=== Set problem ===
Locate every line that holds the string "être" and copy it.
_____
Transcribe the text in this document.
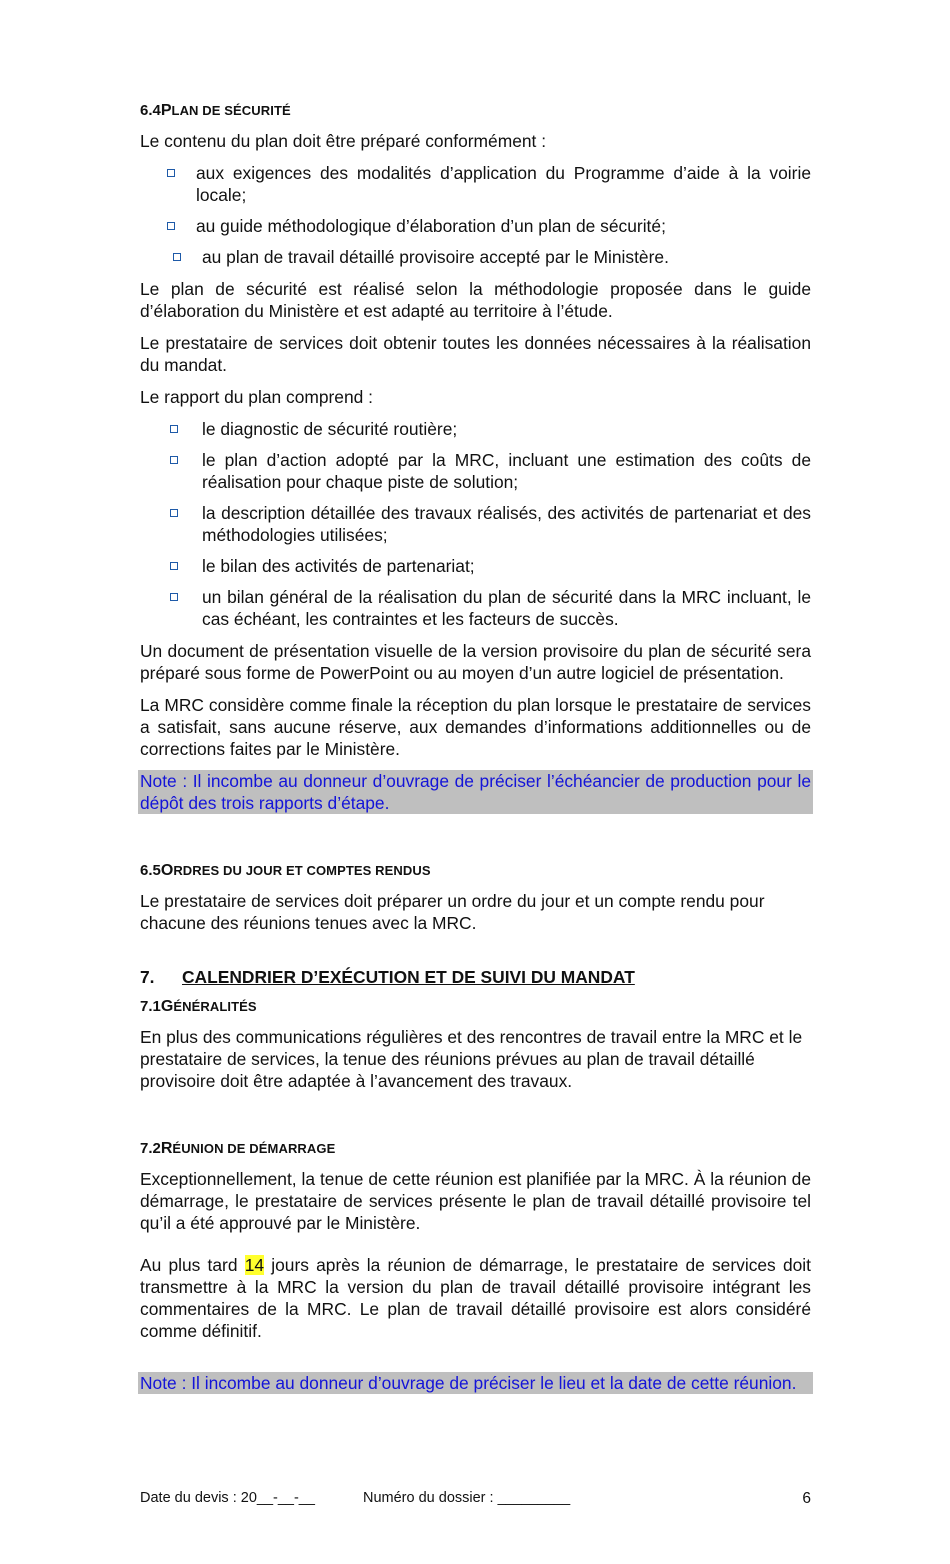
6.4PLAN DE SÉCURITÉ

Le contenu du plan doit être préparé conformément :

aux exigences des modalités d’application du Programme d’aide à la voirie locale;
au guide méthodologique d’élaboration d’un plan de sécurité;
au plan de travail détaillé provisoire accepté par le Ministère.

Le plan de sécurité est réalisé selon la méthodologie proposée dans le guide d’élaboration du Ministère et est adapté au territoire à l’étude.

Le prestataire de services doit obtenir toutes les données nécessaires à la réalisation du mandat.

Le rapport du plan comprend :

le diagnostic de sécurité routière;
le plan d’action adopté par la MRC, incluant une estimation des coûts de réalisation pour chaque piste de solution;
la description détaillée des travaux réalisés, des activités de partenariat et des méthodologies utilisées;
le bilan des activités de partenariat;
un bilan général de la réalisation du plan de sécurité dans la MRC incluant, le cas échéant, les contraintes et les facteurs de succès.

Un document de présentation visuelle de la version provisoire du plan de sécurité sera préparé sous forme de PowerPoint ou au moyen d’un autre logiciel de présentation.

La MRC considère comme finale la réception du plan lorsque le prestataire de services a satisfait, sans aucune réserve, aux demandes d’informations additionnelles ou de corrections faites par le Ministère.

Note : Il incombe au donneur d’ouvrage de préciser l’échéancier de production pour le dépôt des trois rapports d’étape.

6.5ORDRES DU JOUR ET COMPTES RENDUS

Le prestataire de services doit préparer un ordre du jour et un compte rendu pour chacune des réunions tenues avec la MRC.

7. CALENDRIER D’EXÉCUTION ET DE SUIVI DU MANDAT
7.1GÉNÉRALITÉS

En plus des communications régulières et des rencontres de travail entre la MRC et le prestataire de services, la tenue des réunions prévues au plan de travail détaillé provisoire doit être adaptée à l’avancement des travaux.

7.2RÉUNION DE DÉMARRAGE

Exceptionnellement, la tenue de cette réunion est planifiée par la MRC. À la réunion de démarrage, le prestataire de services présente le plan de travail détaillé provisoire tel qu’il a été approuvé par le Ministère.

Au plus tard 14 jours après la réunion de démarrage, le prestataire de services doit transmettre à la MRC la version du plan de travail détaillé provisoire intégrant les commentaires de la MRC. Le plan de travail détaillé provisoire est alors considéré comme définitif.

Note : Il incombe au donneur d’ouvrage de préciser le lieu et la date de cette réunion.

Date du devis : 20__-__-__	Numéro du dossier : _________	6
_____
=== Exercise solution ===
Le contenu du plan doit être préparé conformément :
En plus des communications régulières et des rencontres de travail entre la MRC et le prestataire de services, la tenue des réunions prévues au plan de travail détaillé provisoire doit être adaptée à l’avancement des travaux.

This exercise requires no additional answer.